TASK STATEMENT: Your task is to output the entries below word for word.

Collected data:
-*-*-

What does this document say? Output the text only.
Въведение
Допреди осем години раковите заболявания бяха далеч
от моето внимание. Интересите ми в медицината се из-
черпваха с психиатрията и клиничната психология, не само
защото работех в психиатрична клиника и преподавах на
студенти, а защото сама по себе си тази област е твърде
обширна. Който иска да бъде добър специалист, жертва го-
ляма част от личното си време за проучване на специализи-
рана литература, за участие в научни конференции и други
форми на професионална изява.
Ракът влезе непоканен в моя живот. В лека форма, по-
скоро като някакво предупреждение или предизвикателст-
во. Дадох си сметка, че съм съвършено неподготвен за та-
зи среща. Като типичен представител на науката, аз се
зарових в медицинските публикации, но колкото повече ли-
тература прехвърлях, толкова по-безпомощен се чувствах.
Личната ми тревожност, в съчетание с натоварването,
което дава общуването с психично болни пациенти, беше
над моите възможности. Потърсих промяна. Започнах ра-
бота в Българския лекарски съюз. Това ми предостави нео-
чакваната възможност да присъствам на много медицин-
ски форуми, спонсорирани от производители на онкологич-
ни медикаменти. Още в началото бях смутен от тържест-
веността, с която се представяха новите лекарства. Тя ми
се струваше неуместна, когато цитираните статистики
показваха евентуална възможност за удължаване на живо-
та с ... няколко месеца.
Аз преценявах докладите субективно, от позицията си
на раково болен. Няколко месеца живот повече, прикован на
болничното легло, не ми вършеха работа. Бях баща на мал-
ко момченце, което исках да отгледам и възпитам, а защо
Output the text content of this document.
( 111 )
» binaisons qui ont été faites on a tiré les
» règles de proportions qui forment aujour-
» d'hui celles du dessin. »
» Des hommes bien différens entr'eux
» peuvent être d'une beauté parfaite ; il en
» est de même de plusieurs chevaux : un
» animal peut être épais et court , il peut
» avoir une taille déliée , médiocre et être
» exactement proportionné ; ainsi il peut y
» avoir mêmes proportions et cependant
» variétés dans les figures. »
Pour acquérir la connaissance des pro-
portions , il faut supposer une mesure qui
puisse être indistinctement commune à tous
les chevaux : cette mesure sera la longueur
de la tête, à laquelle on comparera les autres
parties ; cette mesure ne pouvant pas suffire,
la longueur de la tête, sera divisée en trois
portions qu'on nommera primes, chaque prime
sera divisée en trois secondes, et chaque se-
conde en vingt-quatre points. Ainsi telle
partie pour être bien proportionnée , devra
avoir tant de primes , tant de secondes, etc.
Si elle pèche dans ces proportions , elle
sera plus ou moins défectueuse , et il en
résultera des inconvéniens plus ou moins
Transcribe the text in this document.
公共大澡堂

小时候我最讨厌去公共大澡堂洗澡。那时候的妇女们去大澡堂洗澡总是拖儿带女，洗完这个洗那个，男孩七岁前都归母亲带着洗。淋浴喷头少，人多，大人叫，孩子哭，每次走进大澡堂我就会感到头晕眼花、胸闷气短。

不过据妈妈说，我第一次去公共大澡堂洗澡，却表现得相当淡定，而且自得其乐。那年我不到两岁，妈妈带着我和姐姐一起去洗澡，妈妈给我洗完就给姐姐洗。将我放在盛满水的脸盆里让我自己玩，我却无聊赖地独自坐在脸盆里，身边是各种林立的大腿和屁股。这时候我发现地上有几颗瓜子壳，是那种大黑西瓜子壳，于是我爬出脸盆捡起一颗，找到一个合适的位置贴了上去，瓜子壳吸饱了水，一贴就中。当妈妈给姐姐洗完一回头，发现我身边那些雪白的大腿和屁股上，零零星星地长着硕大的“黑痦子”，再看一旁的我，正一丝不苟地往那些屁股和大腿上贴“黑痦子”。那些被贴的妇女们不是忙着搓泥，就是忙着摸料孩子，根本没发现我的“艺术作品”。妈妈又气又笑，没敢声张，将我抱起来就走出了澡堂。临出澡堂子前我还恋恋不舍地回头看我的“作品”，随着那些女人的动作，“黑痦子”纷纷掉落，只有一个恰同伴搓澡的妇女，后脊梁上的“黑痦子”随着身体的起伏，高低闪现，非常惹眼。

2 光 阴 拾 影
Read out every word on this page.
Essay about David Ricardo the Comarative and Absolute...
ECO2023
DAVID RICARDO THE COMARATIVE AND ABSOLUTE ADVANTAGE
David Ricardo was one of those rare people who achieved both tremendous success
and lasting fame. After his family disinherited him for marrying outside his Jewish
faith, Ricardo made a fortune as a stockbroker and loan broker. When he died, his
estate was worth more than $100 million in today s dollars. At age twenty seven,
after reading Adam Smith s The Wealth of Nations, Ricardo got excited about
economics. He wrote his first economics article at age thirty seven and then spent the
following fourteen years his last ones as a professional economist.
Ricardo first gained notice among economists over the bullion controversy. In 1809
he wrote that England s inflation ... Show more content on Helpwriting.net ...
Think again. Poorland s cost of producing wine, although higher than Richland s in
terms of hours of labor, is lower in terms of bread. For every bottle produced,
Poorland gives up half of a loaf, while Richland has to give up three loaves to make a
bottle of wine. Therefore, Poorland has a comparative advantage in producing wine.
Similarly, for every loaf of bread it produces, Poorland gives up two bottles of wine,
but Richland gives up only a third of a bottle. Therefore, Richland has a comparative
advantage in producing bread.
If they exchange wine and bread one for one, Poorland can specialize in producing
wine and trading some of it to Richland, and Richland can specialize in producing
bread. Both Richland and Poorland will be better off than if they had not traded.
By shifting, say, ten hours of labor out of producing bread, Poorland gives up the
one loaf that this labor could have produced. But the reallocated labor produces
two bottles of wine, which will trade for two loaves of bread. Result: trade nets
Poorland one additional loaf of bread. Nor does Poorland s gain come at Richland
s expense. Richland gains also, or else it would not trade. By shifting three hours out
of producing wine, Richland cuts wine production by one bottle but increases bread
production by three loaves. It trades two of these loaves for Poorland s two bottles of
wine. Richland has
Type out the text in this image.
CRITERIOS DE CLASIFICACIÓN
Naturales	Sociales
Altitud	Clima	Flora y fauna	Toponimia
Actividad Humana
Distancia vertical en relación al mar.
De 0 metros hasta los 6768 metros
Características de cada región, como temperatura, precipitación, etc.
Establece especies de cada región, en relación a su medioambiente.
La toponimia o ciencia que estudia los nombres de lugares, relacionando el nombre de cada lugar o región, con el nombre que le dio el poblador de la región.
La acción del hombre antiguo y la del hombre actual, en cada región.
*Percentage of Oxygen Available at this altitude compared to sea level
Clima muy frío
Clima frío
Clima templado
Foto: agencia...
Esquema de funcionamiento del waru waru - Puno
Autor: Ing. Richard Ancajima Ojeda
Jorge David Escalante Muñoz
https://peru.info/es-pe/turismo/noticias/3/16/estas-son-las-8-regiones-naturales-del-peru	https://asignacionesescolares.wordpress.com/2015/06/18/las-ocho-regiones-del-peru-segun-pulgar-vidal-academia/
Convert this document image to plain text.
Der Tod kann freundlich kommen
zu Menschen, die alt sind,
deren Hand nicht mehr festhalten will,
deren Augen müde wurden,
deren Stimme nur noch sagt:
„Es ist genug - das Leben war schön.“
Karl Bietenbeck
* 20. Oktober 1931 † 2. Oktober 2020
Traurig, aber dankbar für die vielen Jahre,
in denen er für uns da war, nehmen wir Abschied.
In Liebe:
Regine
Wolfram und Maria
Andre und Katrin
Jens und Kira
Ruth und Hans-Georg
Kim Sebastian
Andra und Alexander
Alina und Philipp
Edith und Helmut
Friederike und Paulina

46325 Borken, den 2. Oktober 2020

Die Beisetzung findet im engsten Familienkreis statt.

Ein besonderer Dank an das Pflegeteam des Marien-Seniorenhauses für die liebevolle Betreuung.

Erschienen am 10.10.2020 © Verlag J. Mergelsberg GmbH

-*-*-

TASK RESPONSE:
What does this document say? Output the text only.
Въведение
Допреди осем години раковите заболявания бяха далеч
от моето внимание. Интересите ми в медицината се из-
черпваха с психиатрията и клиничната психология, не само
защото работех в психиатрична клиника и преподавах на
студенти, а защото сама по себе си тази област е твърде
обширна. Който иска да бъде добър специалист, жертва го-
ляма част от личното си време за проучване на специализи-
рана литература, за участие в научни конференции и други
форми на професионална изява.
Ракът влезе непоканен в моя живот. В лека форма, по-
скоро като някакво предупреждение или предизвикателст-
во. Дадох си сметка, че съм съвършено неподготвен за та-
зи среща. Като типичен представител на науката, аз се
зарових в медицинските публикации, но колкото повече ли-
тература прехвърлях, толкова по-безпомощен се чувствах.
Личната ми тревожност, в съчетание с натоварването,
което дава общуването с психично болни пациенти, беше
над моите възможности. Потърсих промяна. Започнах ра-
бота в Българския лекарски съюз. Това ми предостави нео-
чакваната възможност да присъствам на много медицин-
ски форуми, спонсорирани от производители на онкологич-
ни медикаменти. Още в началото бях смутен от тържест-
веността, с която се представяха новите лекарства. Тя ми
се струваше неуместна, когато цитираните статистики
показваха евентуална възможност за удължаване на живо-
та с ... няколко месеца.
Аз преценявах докладите субективно, от позицията си
на раково болен. Няколко месеца живот повече, прикован на
болничното легло, не ми вършеха работа. Бях баща на мал-
ко момченце, което исках да отгледам и възпитам, а защо
Output the text content of this document.
( 111 )
» binaisons qui ont été faites on a tiré les
» règles de proportions qui forment aujour-
» d'hui celles du dessin. »
» Des hommes bien différens entr'eux
» peuvent être d'une beauté parfaite ; il en
» est de même de plusieurs chevaux : un
» animal peut être épais et court , il peut
» avoir une taille déliée , médiocre et être
» exactement proportionné ; ainsi il peut y
» avoir mêmes proportions et cependant
» variétés dans les figures. »
Pour acquérir la connaissance des pro-
portions , il faut supposer une mesure qui
puisse être indistinctement commune à tous
les chevaux : cette mesure sera la longueur
de la tête, à laquelle on comparera les autres
parties ; cette mesure ne pouvant pas suffire,
la longueur de la tête, sera divisée en trois
portions qu'on nommera primes, chaque prime
sera divisée en trois secondes, et chaque se-
conde en vingt-quatre points. Ainsi telle
partie pour être bien proportionnée , devra
avoir tant de primes , tant de secondes, etc.
Si elle pèche dans ces proportions , elle
sera plus ou moins défectueuse , et il en
résultera des inconvéniens plus ou moins
Transcribe the text in this document.
公共大澡堂

小时候我最讨厌去公共大澡堂洗澡。那时候的妇女们去大澡堂洗澡总是拖儿带女，洗完这个洗那个，男孩七岁前都归母亲带着洗。淋浴喷头少，人多，大人叫，孩子哭，每次走进大澡堂我就会感到头晕眼花、胸闷气短。

不过据妈妈说，我第一次去公共大澡堂洗澡，却表现得相当淡定，而且自得其乐。那年我不到两岁，妈妈带着我和姐姐一起去洗澡，妈妈给我洗完就给姐姐洗。将我放在盛满水的脸盆里让我自己玩，我却无聊赖地独自坐在脸盆里，身边是各种林立的大腿和屁股。这时候我发现地上有几颗瓜子壳，是那种大黑西瓜子壳，于是我爬出脸盆捡起一颗，找到一个合适的位置贴了上去，瓜子壳吸饱了水，一贴就中。当妈妈给姐姐洗完一回头，发现我身边那些雪白的大腿和屁股上，零零星星地长着硕大的“黑痦子”，再看一旁的我，正一丝不苟地往那些屁股和大腿上贴“黑痦子”。那些被贴的妇女们不是忙着搓泥，就是忙着摸料孩子，根本没发现我的“艺术作品”。妈妈又气又笑，没敢声张，将我抱起来就走出了澡堂。临出澡堂子前我还恋恋不舍地回头看我的“作品”，随着那些女人的动作，“黑痦子”纷纷掉落，只有一个恰同伴搓澡的妇女，后脊梁上的“黑痦子”随着身体的起伏，高低闪现，非常惹眼。

2 光 阴 拾 影
Read out every word on this page.
Essay about David Ricardo the Comarative and Absolute...
ECO2023
DAVID RICARDO THE COMARATIVE AND ABSOLUTE ADVANTAGE
David Ricardo was one of those rare people who achieved both tremendous success
and lasting fame. After his family disinherited him for marrying outside his Jewish
faith, Ricardo made a fortune as a stockbroker and loan broker. When he died, his
estate was worth more than $100 million in today s dollars. At age twenty seven,
after reading Adam Smith s The Wealth of Nations, Ricardo got excited about
economics. He wrote his first economics article at age thirty seven and then spent the
following fourteen years his last ones as a professional economist.
Ricardo first gained notice among economists over the bullion controversy. In 1809
he wrote that England s inflation ... Show more content on Helpwriting.net ...
Think again. Poorland s cost of producing wine, although higher than Richland s in
terms of hours of labor, is lower in terms of bread. For every bottle produced,
Poorland gives up half of a loaf, while Richland has to give up three loaves to make a
bottle of wine. Therefore, Poorland has a comparative advantage in producing wine.
Similarly, for every loaf of bread it produces, Poorland gives up two bottles of wine,
but Richland gives up only a third of a bottle. Therefore, Richland has a comparative
advantage in producing bread.
If they exchange wine and bread one for one, Poorland can specialize in producing
wine and trading some of it to Richland, and Richland can specialize in producing
bread. Both Richland and Poorland will be better off than if they had not traded.
By shifting, say, ten hours of labor out of producing bread, Poorland gives up the
one loaf that this labor could have produced. But the reallocated labor produces
two bottles of wine, which will trade for two loaves of bread. Result: trade nets
Poorland one additional loaf of bread. Nor does Poorland s gain come at Richland
s expense. Richland gains also, or else it would not trade. By shifting three hours out
of producing wine, Richland cuts wine production by one bottle but increases bread
production by three loaves. It trades two of these loaves for Poorland s two bottles of
wine. Richland has
Type out the text in this image.
CRITERIOS DE CLASIFICACIÓN
Naturales	Sociales
Altitud	Clima	Flora y fauna	Toponimia
Actividad Humana
Distancia vertical en relación al mar.
De 0 metros hasta los 6768 metros
Características de cada región, como temperatura, precipitación, etc.
Establece especies de cada región, en relación a su medioambiente.
La toponimia o ciencia que estudia los nombres de lugares, relacionando el nombre de cada lugar o región, con el nombre que le dio el poblador de la región.
La acción del hombre antiguo y la del hombre actual, en cada región.
*Percentage of Oxygen Available at this altitude compared to sea level
Clima muy frío
Clima frío
Clima templado
Foto: agencia...
Esquema de funcionamiento del waru waru - Puno
Autor: Ing. Richard Ancajima Ojeda
Jorge David Escalante Muñoz
https://peru.info/es-pe/turismo/noticias/3/16/estas-son-las-8-regiones-naturales-del-peru	https://asignacionesescolares.wordpress.com/2015/06/18/las-ocho-regiones-del-peru-segun-pulgar-vidal-academia/
Convert this document image to plain text.
Der Tod kann freundlich kommen
zu Menschen, die alt sind,
deren Hand nicht mehr festhalten will,
deren Augen müde wurden,
deren Stimme nur noch sagt:
„Es ist genug - das Leben war schön.“
Karl Bietenbeck
* 20. Oktober 1931 † 2. Oktober 2020
Traurig, aber dankbar für die vielen Jahre,
in denen er für uns da war, nehmen wir Abschied.
In Liebe:
Regine
Wolfram und Maria
Andre und Katrin
Jens und Kira
Ruth und Hans-Georg
Kim Sebastian
Andra und Alexander
Alina und Philipp
Edith und Helmut
Friederike und Paulina

46325 Borken, den 2. Oktober 2020

Die Beisetzung findet im engsten Familienkreis statt.

Ein besonderer Dank an das Pflegeteam des Marien-Seniorenhauses für die liebevolle Betreuung.

Erschienen am 10.10.2020 © Verlag J. Mergelsberg GmbH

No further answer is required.